━━━ Given records

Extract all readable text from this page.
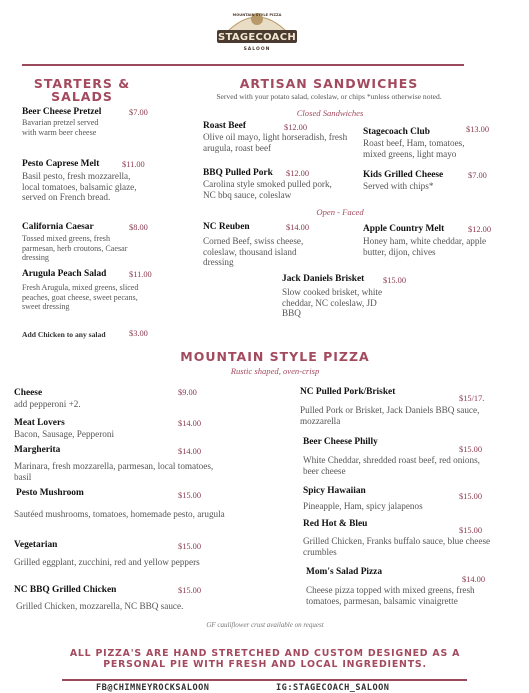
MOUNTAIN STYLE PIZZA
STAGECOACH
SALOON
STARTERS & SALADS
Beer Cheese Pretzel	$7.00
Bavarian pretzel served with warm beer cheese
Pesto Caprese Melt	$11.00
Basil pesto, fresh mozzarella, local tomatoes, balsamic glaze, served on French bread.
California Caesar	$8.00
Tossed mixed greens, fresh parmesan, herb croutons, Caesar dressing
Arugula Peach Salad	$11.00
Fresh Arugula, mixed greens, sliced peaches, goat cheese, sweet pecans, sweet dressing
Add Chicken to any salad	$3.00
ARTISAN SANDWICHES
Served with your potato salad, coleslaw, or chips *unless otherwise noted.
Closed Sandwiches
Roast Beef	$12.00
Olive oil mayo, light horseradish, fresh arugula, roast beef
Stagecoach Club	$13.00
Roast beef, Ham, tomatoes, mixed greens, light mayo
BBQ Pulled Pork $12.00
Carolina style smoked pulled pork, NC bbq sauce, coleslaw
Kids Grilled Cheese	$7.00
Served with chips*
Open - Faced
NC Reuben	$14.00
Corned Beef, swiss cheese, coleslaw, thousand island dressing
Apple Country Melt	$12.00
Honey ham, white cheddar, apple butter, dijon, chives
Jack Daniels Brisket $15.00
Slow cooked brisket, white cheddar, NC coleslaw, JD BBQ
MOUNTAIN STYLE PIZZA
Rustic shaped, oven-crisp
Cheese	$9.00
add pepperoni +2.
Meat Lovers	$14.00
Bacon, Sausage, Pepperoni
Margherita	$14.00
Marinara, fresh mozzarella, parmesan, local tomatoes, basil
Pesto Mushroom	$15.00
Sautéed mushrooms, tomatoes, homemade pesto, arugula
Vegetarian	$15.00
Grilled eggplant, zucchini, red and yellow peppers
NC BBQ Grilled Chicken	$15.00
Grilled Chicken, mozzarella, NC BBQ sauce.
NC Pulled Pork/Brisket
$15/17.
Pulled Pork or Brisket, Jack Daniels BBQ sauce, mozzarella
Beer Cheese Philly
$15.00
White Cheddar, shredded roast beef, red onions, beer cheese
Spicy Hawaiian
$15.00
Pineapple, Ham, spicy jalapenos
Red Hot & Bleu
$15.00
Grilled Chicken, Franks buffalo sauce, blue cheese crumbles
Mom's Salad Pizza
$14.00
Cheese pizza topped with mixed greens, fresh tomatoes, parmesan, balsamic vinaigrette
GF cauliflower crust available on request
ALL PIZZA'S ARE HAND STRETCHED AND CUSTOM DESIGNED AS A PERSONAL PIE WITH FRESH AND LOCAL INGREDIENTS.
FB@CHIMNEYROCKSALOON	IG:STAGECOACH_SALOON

━━━━━━

Task requirements:
Copy the entries exactly. Leave out the images.

Solution to this task:
Extract all readable text from this page.
MOUNTAIN STYLE PIZZA
STAGECOACH
SALOON
STARTERS & SALADS
Beer Cheese Pretzel	$7.00
Bavarian pretzel served with warm beer cheese
Pesto Caprese Melt	$11.00
Basil pesto, fresh mozzarella, local tomatoes, balsamic glaze, served on French bread.
California Caesar	$8.00
Tossed mixed greens, fresh parmesan, herb croutons, Caesar dressing
Arugula Peach Salad	$11.00
Fresh Arugula, mixed greens, sliced peaches, goat cheese, sweet pecans, sweet dressing
Add Chicken to any salad	$3.00
ARTISAN SANDWICHES
Served with your potato salad, coleslaw, or chips *unless otherwise noted.
Closed Sandwiches
Roast Beef	$12.00
Olive oil mayo, light horseradish, fresh arugula, roast beef
Stagecoach Club	$13.00
Roast beef, Ham, tomatoes, mixed greens, light mayo
BBQ Pulled Pork $12.00
Carolina style smoked pulled pork, NC bbq sauce, coleslaw
Kids Grilled Cheese	$7.00
Served with chips*
Open - Faced
NC Reuben	$14.00
Corned Beef, swiss cheese, coleslaw, thousand island dressing
Apple Country Melt	$12.00
Honey ham, white cheddar, apple butter, dijon, chives
Jack Daniels Brisket $15.00
Slow cooked brisket, white cheddar, NC coleslaw, JD BBQ
MOUNTAIN STYLE PIZZA
Rustic shaped, oven-crisp
Cheese	$9.00
add pepperoni +2.
Meat Lovers	$14.00
Bacon, Sausage, Pepperoni
Margherita	$14.00
Marinara, fresh mozzarella, parmesan, local tomatoes, basil
Pesto Mushroom	$15.00
Sautéed mushrooms, tomatoes, homemade pesto, arugula
Vegetarian	$15.00
Grilled eggplant, zucchini, red and yellow peppers
NC BBQ Grilled Chicken	$15.00
Grilled Chicken, mozzarella, NC BBQ sauce.
NC Pulled Pork/Brisket
$15/17.
Pulled Pork or Brisket, Jack Daniels BBQ sauce, mozzarella
Beer Cheese Philly
$15.00
White Cheddar, shredded roast beef, red onions, beer cheese
Spicy Hawaiian
$15.00
Pineapple, Ham, spicy jalapenos
Red Hot & Bleu
$15.00
Grilled Chicken, Franks buffalo sauce, blue cheese crumbles
Mom's Salad Pizza
$14.00
Cheese pizza topped with mixed greens, fresh tomatoes, parmesan, balsamic vinaigrette
GF cauliflower crust available on request
ALL PIZZA'S ARE HAND STRETCHED AND CUSTOM DESIGNED AS A PERSONAL PIE WITH FRESH AND LOCAL INGREDIENTS.
FB@CHIMNEYROCKSALOON	IG:STAGECOACH_SALOON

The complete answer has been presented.